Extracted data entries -
------------------------------------------------

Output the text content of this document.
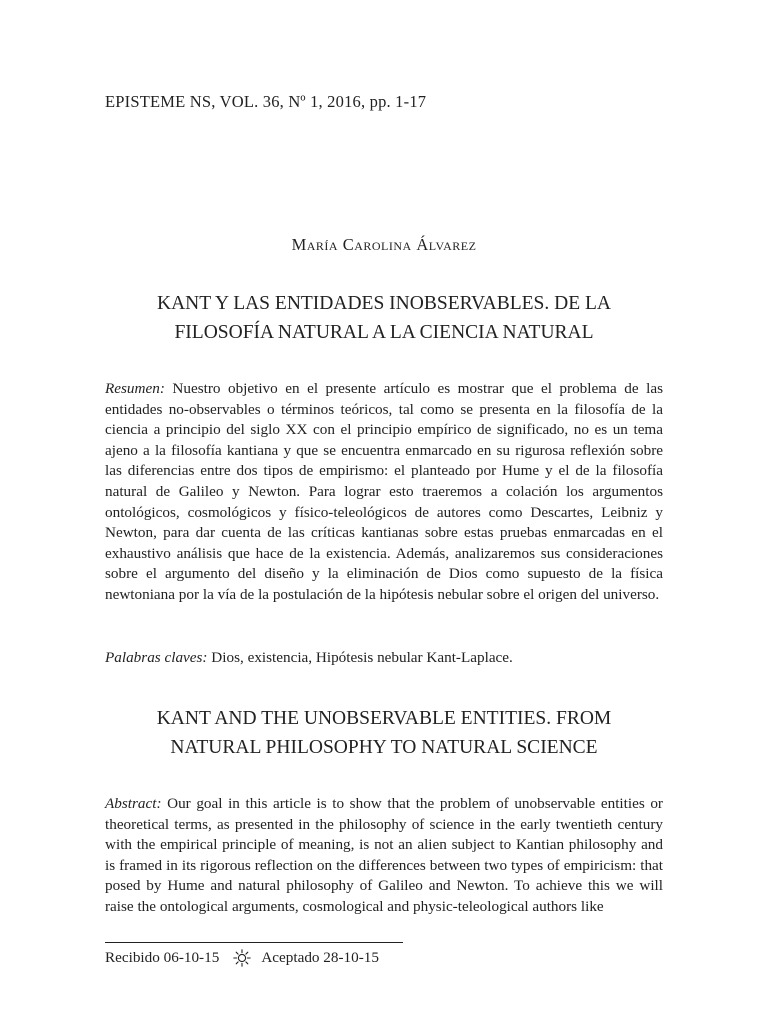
EPISTEME NS, VOL. 36, Nº 1, 2016, pp. 1-17
María Carolina Álvarez
KANT Y LAS ENTIDADES INOBSERVABLES. DE LA
FILOSOFÍA NATURAL A LA CIENCIA NATURAL
Resumen: Nuestro objetivo en el presente artículo es mostrar que el problema de las entidades no-observables o términos teóricos, tal como se presenta en la filosofía de la ciencia a principio del siglo XX con el principio empírico de significado, no es un tema ajeno a la filosofía kantiana y que se encuentra enmarcado en su rigurosa reflexión sobre las diferencias entre dos tipos de empirismo: el planteado por Hume y el de la filosofía natural de Galileo y Newton. Para lograr esto traeremos a colación los argumentos ontológicos, cosmológicos y físico-teleológicos de autores como Descartes, Leibniz y Newton, para dar cuenta de las críticas kantianas sobre estas pruebas enmarcadas en el exhaustivo análisis que hace de la existencia. Además, analizaremos sus consideraciones sobre el argumento del diseño y la eliminación de Dios como supuesto de la física newtoniana por la vía de la postulación de la hipótesis nebular sobre el origen del universo.
Palabras claves: Dios, existencia, Hipótesis nebular Kant-Laplace.
KANT AND THE UNOBSERVABLE ENTITIES. FROM
NATURAL PHILOSOPHY TO NATURAL SCIENCE
Abstract: Our goal in this article is to show that the problem of unobservable entities or theoretical terms, as presented in the philosophy of science in the early twentieth century with the empirical principle of meaning, is not an alien subject to Kantian philosophy and is framed in its rigorous reflection on the differences between two types of empiricism: that posed by Hume and natural philosophy of Galileo and Newton. To achieve this we will raise the ontological arguments, cosmological and physic-teleological authors like
Recibido 06-10-15	Aceptado 28-10-15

------------------------------------------------

Transcribe the full listing above exactly, with the images removed.

Exercise response -
Output the text content of this document.
EPISTEME NS, VOL. 36, Nº 1, 2016, pp. 1-17
María Carolina Álvarez
KANT Y LAS ENTIDADES INOBSERVABLES. DE LA
FILOSOFÍA NATURAL A LA CIENCIA NATURAL
Resumen: Nuestro objetivo en el presente artículo es mostrar que el problema de las entidades no-observables o términos teóricos, tal como se presenta en la filosofía de la ciencia a principio del siglo XX con el principio empírico de significado, no es un tema ajeno a la filosofía kantiana y que se encuentra enmarcado en su rigurosa reflexión sobre las diferencias entre dos tipos de empirismo: el planteado por Hume y el de la filosofía natural de Galileo y Newton. Para lograr esto traeremos a colación los argumentos ontológicos, cosmológicos y físico-teleológicos de autores como Descartes, Leibniz y Newton, para dar cuenta de las críticas kantianas sobre estas pruebas enmarcadas en el exhaustivo análisis que hace de la existencia. Además, analizaremos sus consideraciones sobre el argumento del diseño y la eliminación de Dios como supuesto de la física newtoniana por la vía de la postulación de la hipótesis nebular sobre el origen del universo.
Palabras claves: Dios, existencia, Hipótesis nebular Kant-Laplace.
KANT AND THE UNOBSERVABLE ENTITIES. FROM
NATURAL PHILOSOPHY TO NATURAL SCIENCE
Abstract: Our goal in this article is to show that the problem of unobservable entities or theoretical terms, as presented in the philosophy of science in the early twentieth century with the empirical principle of meaning, is not an alien subject to Kantian philosophy and is framed in its rigorous reflection on the differences between two types of empiricism: that posed by Hume and natural philosophy of Galileo and Newton. To achieve this we will raise the ontological arguments, cosmological and physic-teleological authors like
Recibido 06-10-15	Aceptado 28-10-15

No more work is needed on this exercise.